§ **Set problem**: Return the records below from the line containing "Type out the text in this image." onward, exactly, through and including the last line.

§ **Stored rows**:
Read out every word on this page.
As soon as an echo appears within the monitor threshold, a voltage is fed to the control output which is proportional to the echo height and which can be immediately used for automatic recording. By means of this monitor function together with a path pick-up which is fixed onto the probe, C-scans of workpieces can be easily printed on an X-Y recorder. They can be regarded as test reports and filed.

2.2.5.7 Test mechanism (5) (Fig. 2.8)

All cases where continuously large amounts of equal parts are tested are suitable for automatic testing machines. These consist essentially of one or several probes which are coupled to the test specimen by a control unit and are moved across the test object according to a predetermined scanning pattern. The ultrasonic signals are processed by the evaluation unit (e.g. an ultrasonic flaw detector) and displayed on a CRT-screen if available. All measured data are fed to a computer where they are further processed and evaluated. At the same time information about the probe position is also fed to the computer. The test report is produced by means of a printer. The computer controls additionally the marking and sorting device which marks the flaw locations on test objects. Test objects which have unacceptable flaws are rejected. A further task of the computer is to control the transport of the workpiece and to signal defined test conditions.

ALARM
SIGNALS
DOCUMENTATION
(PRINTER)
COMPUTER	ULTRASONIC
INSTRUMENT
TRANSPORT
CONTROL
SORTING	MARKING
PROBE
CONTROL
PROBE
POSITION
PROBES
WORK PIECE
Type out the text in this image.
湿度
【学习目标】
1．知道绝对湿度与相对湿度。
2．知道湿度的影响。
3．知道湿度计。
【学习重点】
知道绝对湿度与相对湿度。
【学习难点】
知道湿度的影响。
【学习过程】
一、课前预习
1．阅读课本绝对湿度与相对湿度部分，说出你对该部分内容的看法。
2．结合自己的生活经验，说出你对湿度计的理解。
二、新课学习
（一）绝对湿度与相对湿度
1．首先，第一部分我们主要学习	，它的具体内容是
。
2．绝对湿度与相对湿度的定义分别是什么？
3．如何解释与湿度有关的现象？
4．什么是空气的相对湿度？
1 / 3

§ **Output**:
Type out the text in this image.
湿度
【学习目标】
1．知道绝对湿度与相对湿度。
2．知道湿度的影响。
3．知道湿度计。
【学习重点】
知道绝对湿度与相对湿度。
【学习难点】
知道湿度的影响。
【学习过程】
一、课前预习
1．阅读课本绝对湿度与相对湿度部分，说出你对该部分内容的看法。
2．结合自己的生活经验，说出你对湿度计的理解。
二、新课学习
（一）绝对湿度与相对湿度
1．首先，第一部分我们主要学习	，它的具体内容是
。
2．绝对湿度与相对湿度的定义分别是什么？
3．如何解释与湿度有关的现象？
4．什么是空气的相对湿度？
1 / 3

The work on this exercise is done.